◆ What is needed:
Take every line from the listing below that contains "atunci".

Saved data entries:
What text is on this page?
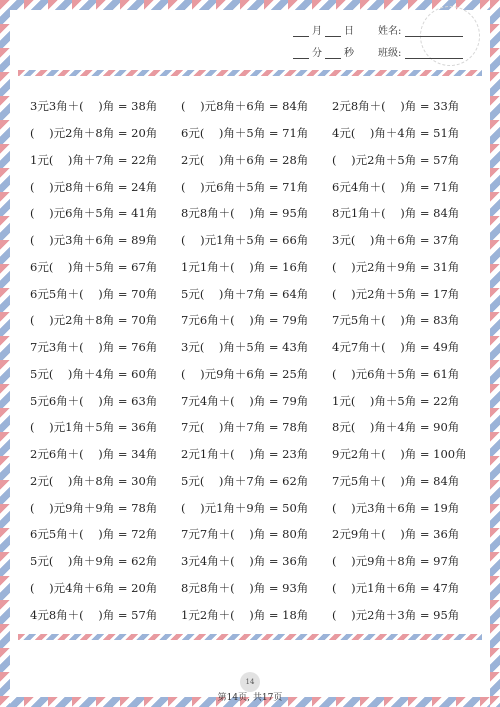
月 日 姓名:
分 秒 班级:
3元3角＋(    )角 = 38角	(    )元8角＋6角 = 84角	2元8角＋(    )角 = 33角
(    )元2角＋8角 = 20角	6元(    )角＋5角 = 71角	4元(    )角＋4角 = 51角
1元(    )角＋7角 = 22角	2元(    )角＋6角 = 28角	(    )元2角＋5角 = 57角
(    )元8角＋6角 = 24角	(    )元6角＋5角 = 71角	6元4角＋(    )角 = 71角
(    )元6角＋5角 = 41角	8元8角＋(    )角 = 95角	8元1角＋(    )角 = 84角
(    )元3角＋6角 = 89角	(    )元1角＋5角 = 66角	3元(    )角＋6角 = 37角
6元(    )角＋5角 = 67角	1元1角＋(    )角 = 16角	(    )元2角＋9角 = 31角
6元5角＋(    )角 = 70角	5元(    )角＋7角 = 64角	(    )元2角＋5角 = 17角
(    )元2角＋8角 = 70角	7元6角＋(    )角 = 79角	7元5角＋(    )角 = 83角
7元3角＋(    )角 = 76角	3元(    )角＋5角 = 43角	4元7角＋(    )角 = 49角
5元(    )角＋4角 = 60角	(    )元9角＋6角 = 25角	(    )元6角＋5角 = 61角
5元6角＋(    )角 = 63角	7元4角＋(    )角 = 79角	1元(    )角＋5角 = 22角
(    )元1角＋5角 = 36角	7元(    )角＋7角 = 78角	8元(    )角＋4角 = 90角
2元6角＋(    )角 = 34角	2元1角＋(    )角 = 23角	9元2角＋(    )角 = 100角
2元(    )角＋8角 = 30角	5元(    )角＋7角 = 62角	7元5角＋(    )角 = 84角
(    )元9角＋9角 = 78角	(    )元1角＋9角 = 50角	(    )元3角＋6角 = 19角
6元5角＋(    )角 = 72角	7元7角＋(    )角 = 80角	2元9角＋(    )角 = 36角
5元(    )角＋9角 = 62角	3元4角＋(    )角 = 36角	(    )元9角＋8角 = 97角
(    )元4角＋6角 = 20角	8元8角＋(    )角 = 93角	(    )元1角＋6角 = 47角
4元8角＋(    )角 = 57角	1元2角＋(    )角 = 18角	(    )元2角＋3角 = 95角
14
第14页, 共17页
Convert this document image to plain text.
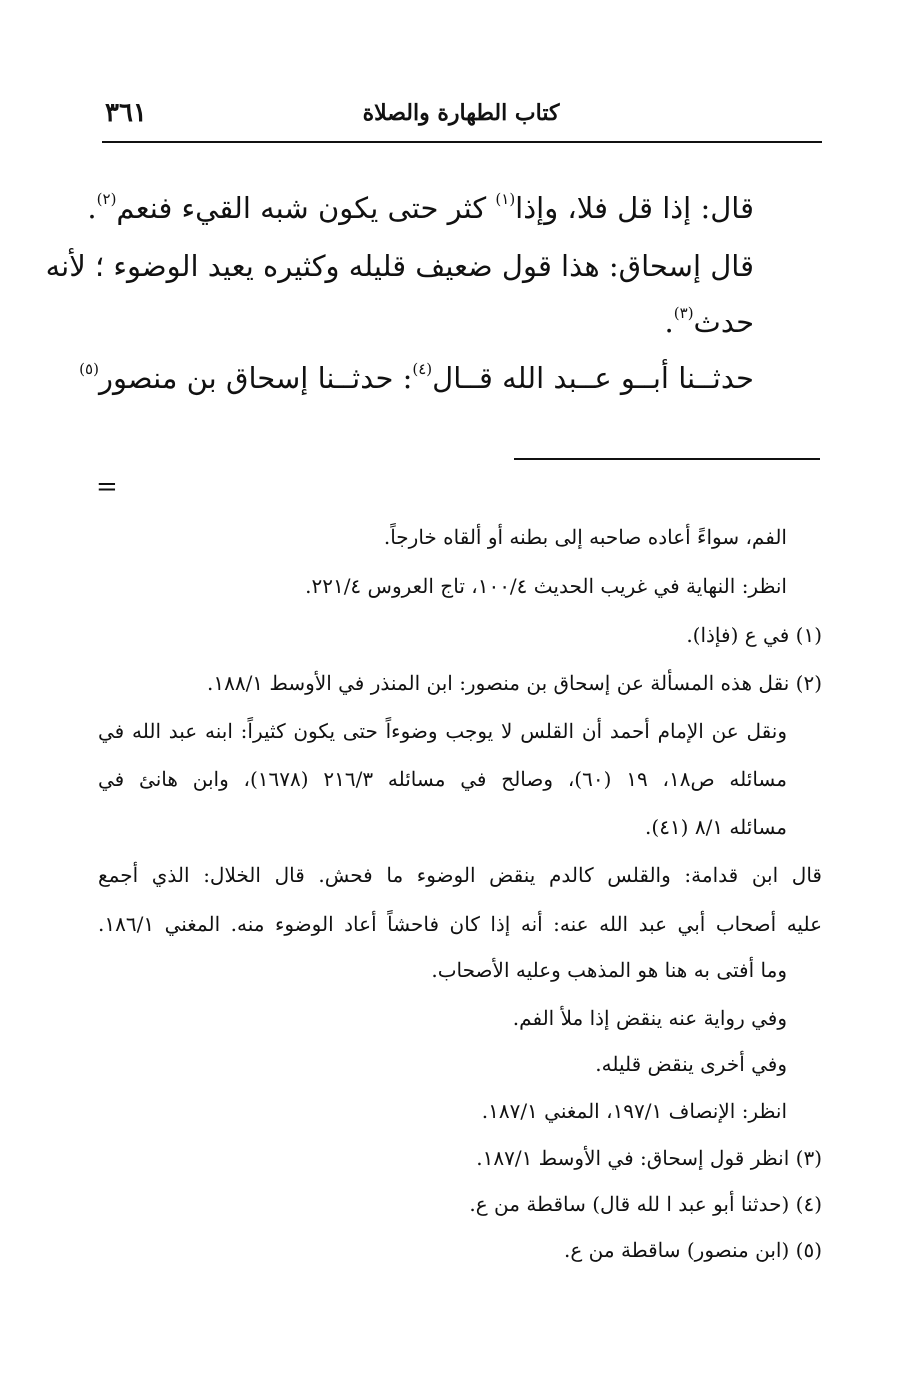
كتاب الطهارة والصلاة
٣٦١
قال: إذا قل فلا، وإذا$^{(١)}$ كثر حتى يكون شبه القيء فنعم$^{(٢)}$.
قال إسحاق: هذا قول ضعيف قليله وكثيره يعيد الوضوء ؛ لأنه
حدث$^{(٣)}$.
حدثــنا أبــو عــبد الله قــال$^{(٤)}$: حدثــنا إسحاق بن منصور$^{(٥)}$
=
الفم، سواءً أعاده صاحبه إلى بطنه أو ألقاه خارجاً.
انظر: النهاية في غريب الحديث ١٠٠/٤، تاج العروس ٢٢١/٤.
(١) في ع (فإذا).
(٢) نقل هذه المسألة عن إسحاق بن منصور: ابن المنذر في الأوسط ١٨٨/١.
ونقل عن الإمام أحمد أن القلس لا يوجب وضوءاً حتى يكون كثيراً: ابنه عبد الله في
مسائله ص١٨، ١٩ (٦٠)، وصالح في مسائله ٢١٦/٣ (١٦٧٨)، وابن هانئ في
مسائله ٨/١ (٤١).
قال ابن قدامة: والقلس كالدم ينقض الوضوء ما فحش. قال الخلال: الذي أجمع
عليه أصحاب أبي عبد الله عنه: أنه إذا كان فاحشاً أعاد الوضوء منه. المغني ١٨٦/١.
وما أفتى به هنا هو المذهب وعليه الأصحاب.
وفي رواية عنه ينقض إذا ملأ الفم.
وفي أخرى ينقض قليله.
انظر: الإنصاف ١٩٧/١، المغني ١٨٧/١.
(٣) انظر قول إسحاق: في الأوسط ١٨٧/١.
(٤) (حدثنا أبو عبد ا لله قال) ساقطة من ع.
(٥) (ابن منصور) ساقطة من ع.
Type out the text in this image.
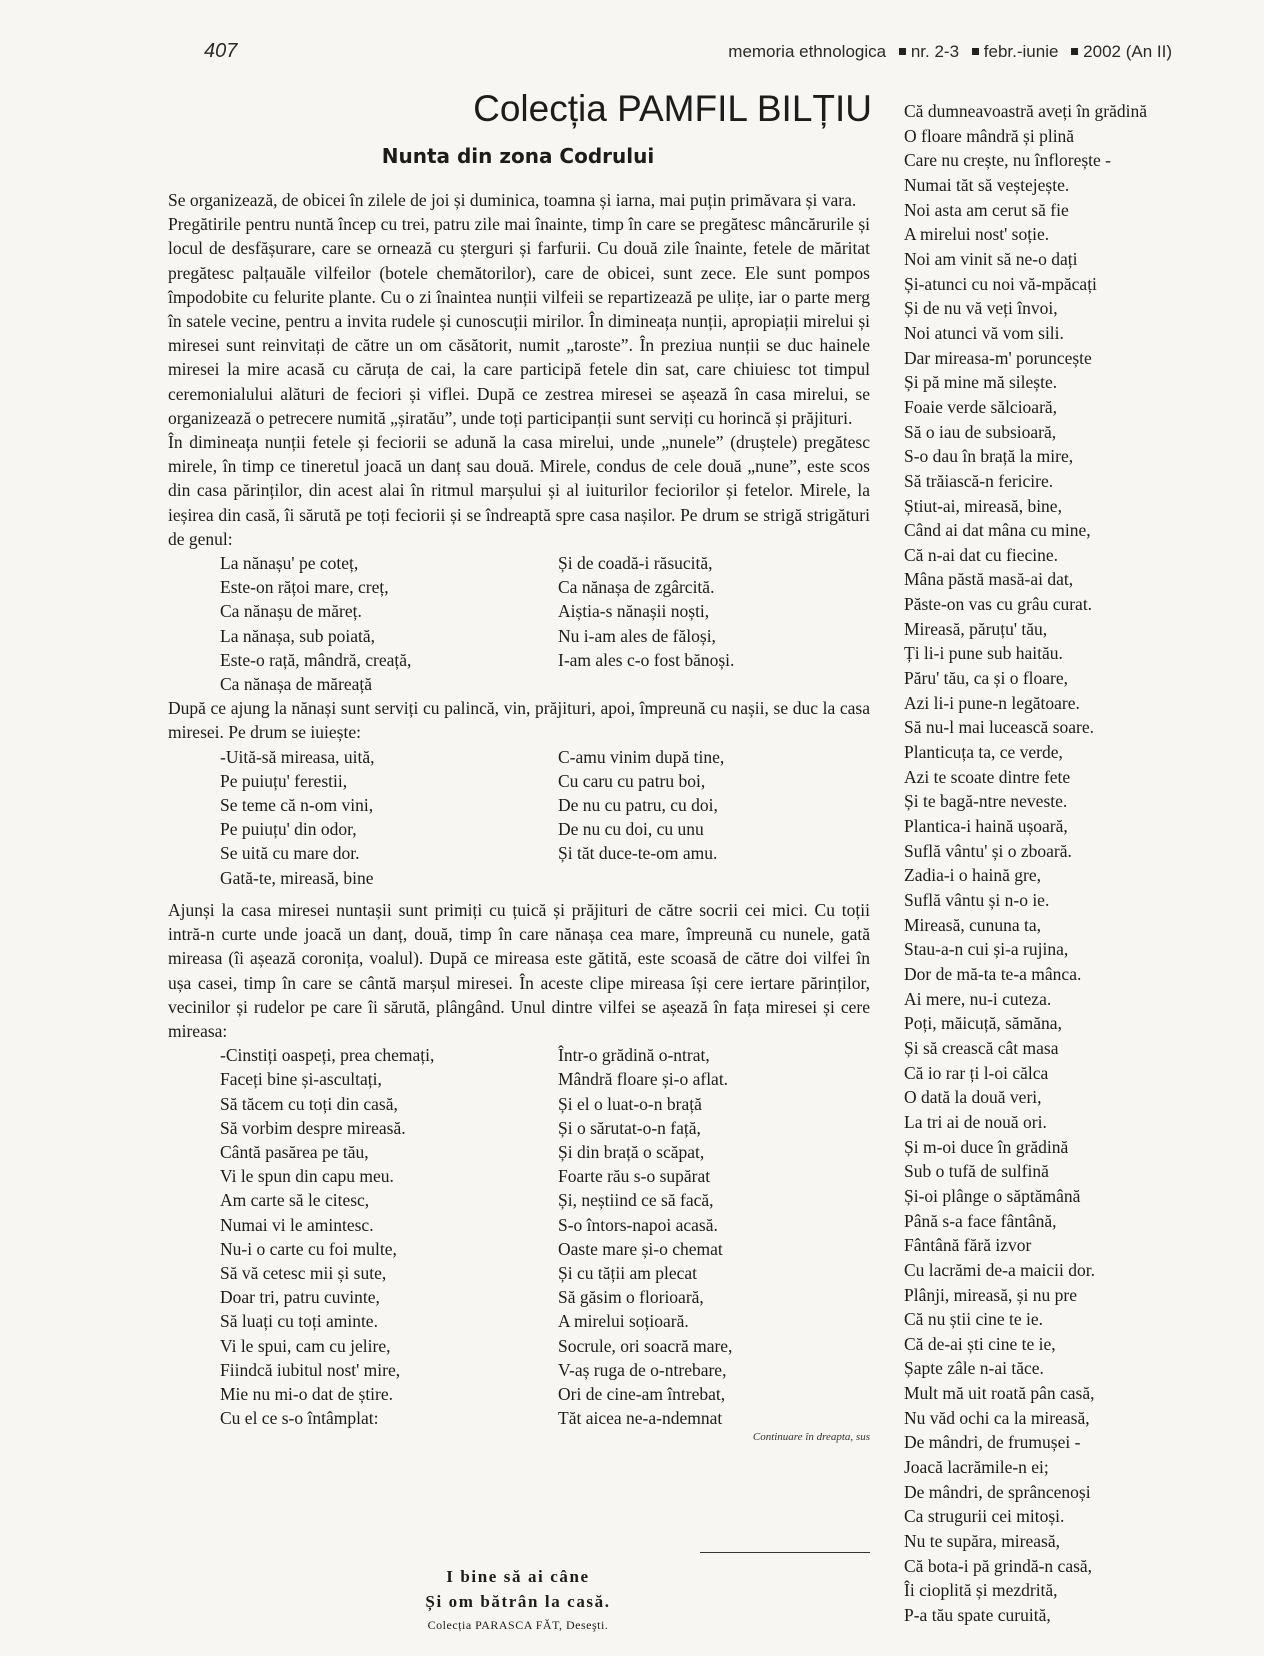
407	memoria ethnologica nr. 2-3 febr.-iunie 2002 (An II)
Colecția PAMFIL BILȚIU
Nunta din zona Codrului

Se organizează, de obicei în zilele de joi și duminica, toamna și iarna, mai puțin primăvara și vara.

Pregătirile pentru nuntă încep cu trei, patru zile mai înainte, timp în care se pregătesc mâncărurile și locul de desfășurare, care se ornează cu ștergurі și farfurii. Cu două zile înainte, fetele de măritat pregătesc palțauăle vilfeilor (botele chemătorilor), care de obicei, sunt zece. Ele sunt pompos împodobite cu felurite plante. Cu o zi înaintea nunții vilfeii se repartizează pe ulițe, iar o parte merg în satele vecine, pentru a invita rudele și cunoscuții mirilor. În dimineața nunții, apropiații mirelui și miresei sunt reinvitați de către un om căsătorit, numit „taroste”. În preziua nunții se duc hainele miresei la mire acasă cu căruța de cai, la care participă fetele din sat, care chiuiesc tot timpul ceremonialului alături de feciori și viflei. După ce zestrea miresei se așează în casa mirelui, se organizează o petrecere numită „șiratău”, unde toți participanții sunt serviți cu horincă și prăjituri.

În dimineața nunții fetele și feciorii se adună la casa mirelui, unde „nunele” (druștele) pregătesc mirele, în timp ce tineretul joacă un danț sau două. Mirele, condus de cele două „nune”, este scos din casa părinților, din acest alai în ritmul marșului și al iuiturilor feciorilor și fetelor. Mirele, la ieșirea din casă, îi sărută pe toți feciorii și se îndreaptă spre casa nașilor. Pe drum se strigă strigături de genul:

La nănașu' pe coteț,
Este-on rățoi mare, creț,
Ca nănașu de măreț.
La nănașa, sub poiată,
Este-o rață, mândră, creață,
Ca nănașa de măreață
Și de coadă-i răsucită,
Ca nănașa de zgârcită.
Aiștia-s nănașii noști,
Nu i-am ales de făloși,
I-am ales c-o fost bănoși.

După ce ajung la nănași sunt serviți cu palincă, vin, prăjituri, apoi, împreună cu nașii, se duc la casa miresei. Pe drum se iuiește:

-Uită-să mireasa, uită,
Pe puiuțu' ferestii,
Se teme că n-om vini,
Pe puiuțu' din odor,
Se uită cu mare dor.
Gată-te, mireasă, bine
C-amu vinim după tine,
Cu caru cu patru boi,
De nu cu patru, cu doi,
De nu cu doi, cu unu
Și tăt duce-te-om amu.

Ajunși la casa miresei nuntașii sunt primiți cu țuică și prăjituri de către socrii cei mici. Cu toții intră-n curte unde joacă un danț, două, timp în care nănașa cea mare, împreună cu nunele, gată mireasa (îi așează coronița, voalul). După ce mireasa este gătită, este scoasă de către doi vilfei în ușa casei, timp în care se cântă marșul miresei. În aceste clipe mireasa își cere iertare părinților, vecinilor și rudelor pe care îi sărută, plângând. Unul dintre vilfei se așează în fața miresei și cere mireasa:

-Cinstiți oaspeți, prea chemați,
Faceți bine și-ascultați,
Să tăcem cu toți din casă,
Să vorbim despre mireasă.
Cântă pasărea pe tău,
Vi le spun din capu meu.
Am carte să le citesc,
Numai vi le amintesc.
Nu-i o carte cu foi multe,
Să vă cetesc mii și sute,
Doar tri, patru cuvinte,
Să luați cu toți aminte.
Vi le spui, cam cu jelire,
Fiindcă iubitul nost' mire,
Mie nu mi-o dat de știre.
Cu el ce s-o întâmplat:
Într-o grădină o-ntrat,
Mândră floare și-o aflat.
Și el o luat-o-n brață
Și o sărutat-o-n față,
Și din brață o scăpat,
Foarte rău s-o supărat
Și, neștiind ce să facă,
S-o întors-napoi acasă.
Oaste mare și-o chemat
Și cu tății am plecat
Să găsim o florioară,
A mirelui soțioară.
Socrule, ori soacră mare,
V-aș ruga de o-ntrebare,
Ori de cine-am întrebat,
Tăt aicea ne-a-ndemnat

Continuare în dreapta, sus

I bine să ai câne
Și om bătrân la casă.
Colecția PARASCA FĂT, Deseşti.
Că dumneavoastră aveți în grădină
O floare mândră și plină
Care nu crește, nu înflorește -
Numai tăt să veștejește.
Noi asta am cerut să fie
A mirelui nost' soție.
Noi am vinit să ne-o dați
Și-atunci cu noi vă-mpăcați
Și de nu vă veți învoi,
Noi atunci vă vom sili.
Dar mireasa-m' poruncește
Și pă mine mă silește.
Foaie verde sălcioară,
Să o iau de subsioară,
S-o dau în brață la mire,
Să trăiască-n fericire.
Știut-ai, mireasă, bine,
Când ai dat mâna cu mine,
Că n-ai dat cu fiecine.
Mâna păstă masă-ai dat,
Păste-on vas cu grâu curat.
Mireasă, păruțu' tău,
Ți li-i pune sub haitău.
Păru' tău, ca și o floare,
Azi li-i pune-n legătoare.
Să nu-l mai lucească soare.
Planticuța ta, ce verde,
Azi te scoate dintre fete
Și te bagă-ntre neveste.
Plantica-i haină ușoară,
Suflă vântu' și o zboară.
Zadia-i o haină gre,
Suflă vântu și n-o ie.
Mireasă, cununa ta,
Stau-a-n cui și-a rujina,
Dor de mă-ta te-a mânca.
Ai mere, nu-i cuteza.
Poți, măicuță, sămăna,
Și să crească cât masa
Că io rar ți l-oi călca
O dată la două veri,
La tri ai de nouă ori.
Și m-oi duce în grădină
Sub o tufă de sulfină
Și-oi plânge o săptămână
Până s-a face fântână,
Fântână fără izvor
Cu lacrămi de-a maicii dor.
Plânji, mireasă, și nu pre
Că nu știi cine te ie.
Că de-ai ști cine te ie,
Șapte zâle n-ai tăce.
Mult mă uit roată pân casă,
Nu văd ochi ca la mireasă,
De mândri, de frumușei -
Joacă lacrămile-n ei;
De mândri, de sprâncenoși
Ca strugurii cei mitoși.
Nu te supăra, mireasă,
Că bota-i pă grindă-n casă,
Îi cioplită și mezdrită,
P-a tău spate curuită,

◆ Final answer:
Și-atunci cu noi vă-mpăcați
Noi atunci vă vom sili.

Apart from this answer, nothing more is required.